*AIM OF THE TASK:* Where the word "name" occurs in a line, return that line.

*STORED RECORDS:*
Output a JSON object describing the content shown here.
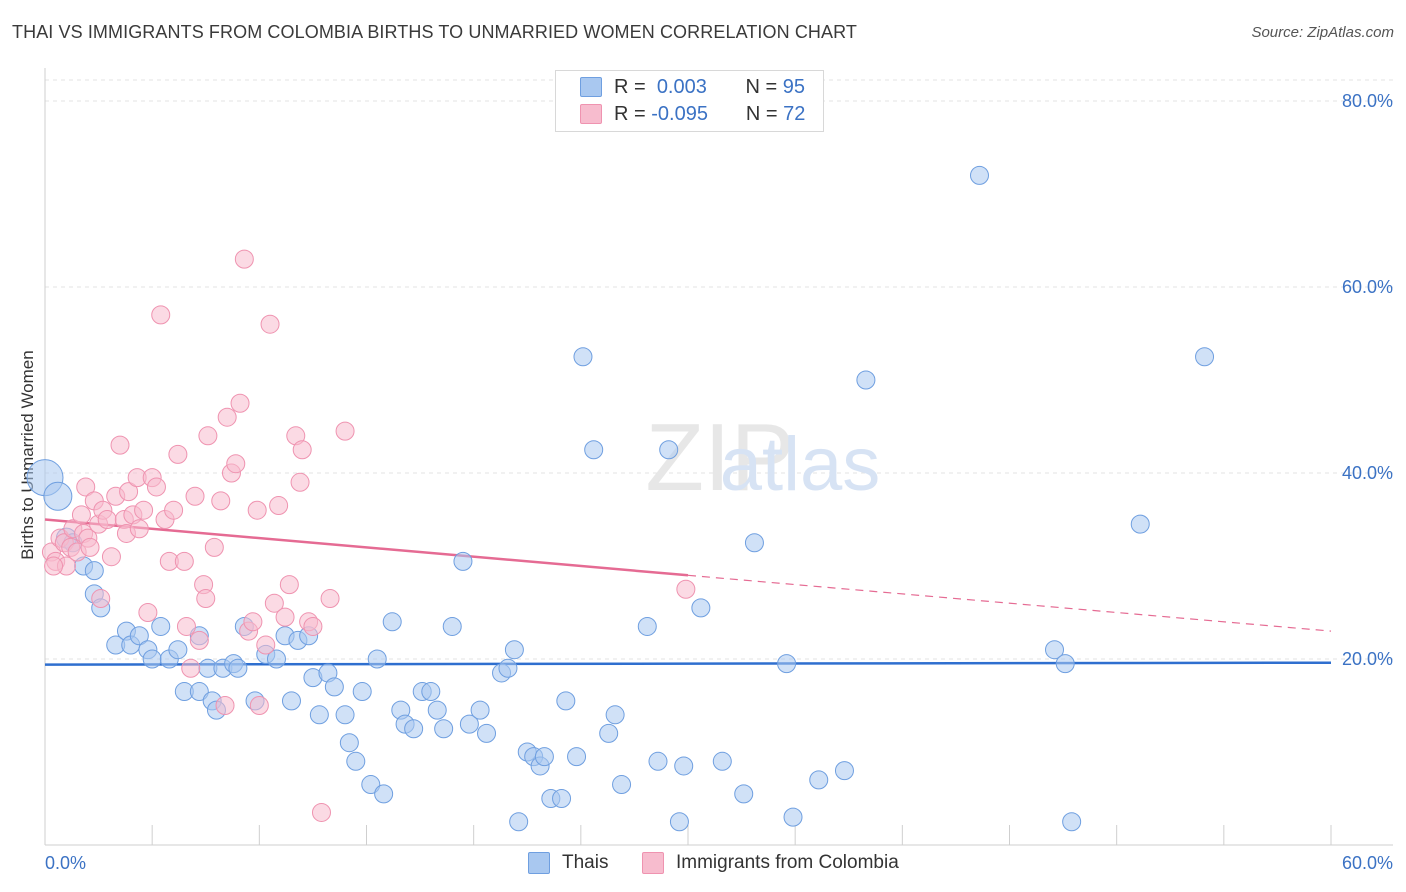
{
  "header": {
    "title": "THAI VS IMMIGRANTS FROM COLOMBIA BIRTHS TO UNMARRIED WOMEN CORRELATION CHART",
    "source": "Source: ZipAtlas.com"
  },
  "watermark": {
    "zip": "ZIP",
    "atlas": "atlas"
  },
  "legend": {
    "rows": [
      {
        "r_label": "R =",
        "r_value": "0.003",
        "n_label": "N =",
        "n_value": "95",
        "color": "#a9c8f0"
      },
      {
        "r_label": "R =",
        "r_value": "-0.095",
        "n_label": "N =",
        "n_value": "72",
        "color": "#f7bcce"
      }
    ]
  },
  "bottom_legend": {
    "items": [
      {
        "label": "Thais",
        "color": "#a9c8f0"
      },
      {
        "label": "Immigrants from Colombia",
        "color": "#f7bcce"
      }
    ]
  },
  "chart_data": {
    "type": "scatter",
    "title": "THAI VS IMMIGRANTS FROM COLOMBIA BIRTHS TO UNMARRIED WOMEN CORRELATION CHART",
    "xlabel": "",
    "ylabel": "Births to Unmarried Women",
    "xlim": [
      0,
      60
    ],
    "ylim": [
      0,
      82
    ],
    "x_tick_labels": [
      "0.0%",
      "60.0%"
    ],
    "y_ticks": [
      20,
      40,
      60,
      80
    ],
    "y_tick_labels": [
      "20.0%",
      "40.0%",
      "60.0%",
      "80.0%"
    ],
    "grid": true,
    "legend_position": "top-center",
    "series": [
      {
        "name": "Thais",
        "color": "#6f9fe0",
        "fill": "#a9c8f0",
        "trend": {
          "x": [
            0,
            60
          ],
          "y": [
            19.4,
            19.6
          ],
          "style": "solid",
          "color": "#2f6fcf"
        },
        "points": [
          [
            0.0,
            39.5,
            18
          ],
          [
            0.6,
            37.5,
            14
          ],
          [
            1.0,
            33.0,
            10
          ],
          [
            1.3,
            32.5,
            9
          ],
          [
            1.8,
            30.0,
            9
          ],
          [
            2.3,
            29.5,
            9
          ],
          [
            2.3,
            27.0,
            9
          ],
          [
            2.6,
            25.5,
            9
          ],
          [
            3.3,
            21.5,
            9
          ],
          [
            3.8,
            23.0,
            9
          ],
          [
            4.0,
            21.5,
            9
          ],
          [
            4.4,
            22.5,
            9
          ],
          [
            4.8,
            21.0,
            9
          ],
          [
            5.0,
            20.0,
            9
          ],
          [
            5.4,
            23.5,
            9
          ],
          [
            5.8,
            20.0,
            9
          ],
          [
            6.2,
            21.0,
            9
          ],
          [
            6.5,
            16.5,
            9
          ],
          [
            7.2,
            16.5,
            9
          ],
          [
            7.2,
            22.5,
            9
          ],
          [
            7.6,
            19.0,
            9
          ],
          [
            7.8,
            15.5,
            9
          ],
          [
            8.0,
            14.5,
            9
          ],
          [
            8.3,
            19.0,
            9
          ],
          [
            8.8,
            19.5,
            9
          ],
          [
            9.0,
            19.0,
            9
          ],
          [
            9.3,
            23.5,
            9
          ],
          [
            9.8,
            15.5,
            9
          ],
          [
            10.3,
            20.5,
            9
          ],
          [
            10.8,
            20.0,
            9
          ],
          [
            11.2,
            22.5,
            9
          ],
          [
            11.5,
            15.5,
            9
          ],
          [
            11.8,
            22.0,
            9
          ],
          [
            12.3,
            22.5,
            9
          ],
          [
            12.5,
            18.0,
            9
          ],
          [
            12.8,
            14.0,
            9
          ],
          [
            13.2,
            18.5,
            9
          ],
          [
            13.5,
            17.0,
            9
          ],
          [
            14.0,
            14.0,
            9
          ],
          [
            14.2,
            11.0,
            9
          ],
          [
            14.5,
            9.0,
            9
          ],
          [
            14.8,
            16.5,
            9
          ],
          [
            15.2,
            6.5,
            9
          ],
          [
            15.5,
            20.0,
            9
          ],
          [
            15.8,
            5.5,
            9
          ],
          [
            16.2,
            24.0,
            9
          ],
          [
            16.6,
            14.5,
            9
          ],
          [
            16.8,
            13.0,
            9
          ],
          [
            17.2,
            12.5,
            9
          ],
          [
            17.6,
            16.5,
            9
          ],
          [
            18.0,
            16.5,
            9
          ],
          [
            18.3,
            14.5,
            9
          ],
          [
            18.6,
            12.5,
            9
          ],
          [
            19.0,
            23.5,
            9
          ],
          [
            19.5,
            30.5,
            9
          ],
          [
            19.8,
            13.0,
            9
          ],
          [
            20.3,
            14.5,
            9
          ],
          [
            20.6,
            12.0,
            9
          ],
          [
            21.3,
            18.5,
            9
          ],
          [
            21.6,
            19.0,
            9
          ],
          [
            21.9,
            21.0,
            9
          ],
          [
            22.1,
            2.5,
            9
          ],
          [
            22.5,
            10.0,
            9
          ],
          [
            22.8,
            9.5,
            9
          ],
          [
            23.1,
            8.5,
            9
          ],
          [
            23.3,
            9.5,
            9
          ],
          [
            23.6,
            5.0,
            9
          ],
          [
            24.1,
            5.0,
            9
          ],
          [
            24.3,
            15.5,
            9
          ],
          [
            24.8,
            9.5,
            9
          ],
          [
            25.1,
            52.5,
            9
          ],
          [
            25.6,
            42.5,
            9
          ],
          [
            26.3,
            12.0,
            9
          ],
          [
            26.6,
            14.0,
            9
          ],
          [
            26.9,
            6.5,
            9
          ],
          [
            28.1,
            23.5,
            9
          ],
          [
            28.6,
            9.0,
            9
          ],
          [
            29.1,
            42.5,
            9
          ],
          [
            29.6,
            2.5,
            9
          ],
          [
            29.8,
            8.5,
            9
          ],
          [
            30.6,
            25.5,
            9
          ],
          [
            31.6,
            9.0,
            9
          ],
          [
            32.6,
            5.5,
            9
          ],
          [
            33.1,
            32.5,
            9
          ],
          [
            34.6,
            19.5,
            9
          ],
          [
            34.9,
            3.0,
            9
          ],
          [
            36.1,
            7.0,
            9
          ],
          [
            37.3,
            8.0,
            9
          ],
          [
            38.3,
            50.0,
            9
          ],
          [
            43.6,
            72.0,
            9
          ],
          [
            47.1,
            21.0,
            9
          ],
          [
            47.6,
            19.5,
            9
          ],
          [
            47.9,
            2.5,
            9
          ],
          [
            51.1,
            34.5,
            9
          ],
          [
            54.1,
            52.5,
            9
          ]
        ]
      },
      {
        "name": "Immigrants from Colombia",
        "color": "#ef93b0",
        "fill": "#f7bcce",
        "trend": {
          "x": [
            0,
            60
          ],
          "y": [
            35.0,
            23.0
          ],
          "solid_until_x": 30.0,
          "style": "solid-then-dashed",
          "color": "#e56b93"
        },
        "points": [
          [
            0.3,
            31.5,
            9
          ],
          [
            0.5,
            30.5,
            9
          ],
          [
            0.7,
            33.0,
            9
          ],
          [
            0.9,
            32.5,
            9
          ],
          [
            1.0,
            30.0,
            9
          ],
          [
            1.2,
            32.0,
            9
          ],
          [
            1.3,
            34.0,
            9
          ],
          [
            1.5,
            31.5,
            9
          ],
          [
            1.7,
            35.5,
            9
          ],
          [
            1.8,
            33.5,
            9
          ],
          [
            1.9,
            38.5,
            9
          ],
          [
            2.0,
            33.0,
            9
          ],
          [
            2.1,
            32.0,
            9
          ],
          [
            2.3,
            37.0,
            9
          ],
          [
            2.5,
            34.5,
            9
          ],
          [
            2.6,
            26.5,
            9
          ],
          [
            2.7,
            36.0,
            9
          ],
          [
            2.9,
            35.0,
            9
          ],
          [
            3.1,
            31.0,
            9
          ],
          [
            3.3,
            37.5,
            9
          ],
          [
            3.5,
            43.0,
            9
          ],
          [
            3.7,
            35.0,
            9
          ],
          [
            3.8,
            33.5,
            9
          ],
          [
            3.9,
            38.0,
            9
          ],
          [
            4.1,
            35.5,
            9
          ],
          [
            4.3,
            39.5,
            9
          ],
          [
            4.4,
            34.0,
            9
          ],
          [
            4.6,
            36.0,
            9
          ],
          [
            4.8,
            25.0,
            9
          ],
          [
            5.0,
            39.5,
            9
          ],
          [
            5.2,
            38.5,
            9
          ],
          [
            5.4,
            57.0,
            9
          ],
          [
            5.6,
            35.0,
            9
          ],
          [
            5.8,
            30.5,
            9
          ],
          [
            6.0,
            36.0,
            9
          ],
          [
            6.2,
            42.0,
            9
          ],
          [
            6.5,
            30.5,
            9
          ],
          [
            6.6,
            23.5,
            9
          ],
          [
            6.8,
            19.0,
            9
          ],
          [
            7.0,
            37.5,
            9
          ],
          [
            7.2,
            22.0,
            9
          ],
          [
            7.4,
            28.0,
            9
          ],
          [
            7.5,
            26.5,
            9
          ],
          [
            7.6,
            44.0,
            9
          ],
          [
            7.9,
            32.0,
            9
          ],
          [
            8.2,
            37.0,
            9
          ],
          [
            8.4,
            15.0,
            9
          ],
          [
            8.5,
            46.0,
            9
          ],
          [
            8.7,
            40.0,
            9
          ],
          [
            8.9,
            41.0,
            9
          ],
          [
            9.1,
            47.5,
            9
          ],
          [
            9.3,
            63.0,
            9
          ],
          [
            9.5,
            23.0,
            9
          ],
          [
            9.7,
            24.0,
            9
          ],
          [
            9.9,
            36.0,
            9
          ],
          [
            10.0,
            15.0,
            9
          ],
          [
            10.3,
            21.5,
            9
          ],
          [
            10.5,
            56.0,
            9
          ],
          [
            10.7,
            26.0,
            9
          ],
          [
            10.9,
            36.5,
            9
          ],
          [
            11.2,
            24.5,
            9
          ],
          [
            11.4,
            28.0,
            9
          ],
          [
            11.7,
            44.0,
            9
          ],
          [
            11.9,
            39.0,
            9
          ],
          [
            12.0,
            42.5,
            9
          ],
          [
            12.3,
            24.0,
            9
          ],
          [
            12.5,
            23.5,
            9
          ],
          [
            12.9,
            3.5,
            9
          ],
          [
            13.3,
            26.5,
            9
          ],
          [
            14.0,
            44.5,
            9
          ],
          [
            29.9,
            27.5,
            9
          ],
          [
            0.4,
            30.0,
            9
          ]
        ]
      }
    ]
  }
}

*RESPONSE TO THIS EXERCISE:*
        "name": "Thais",
        "name": "Immigrants from Colombia",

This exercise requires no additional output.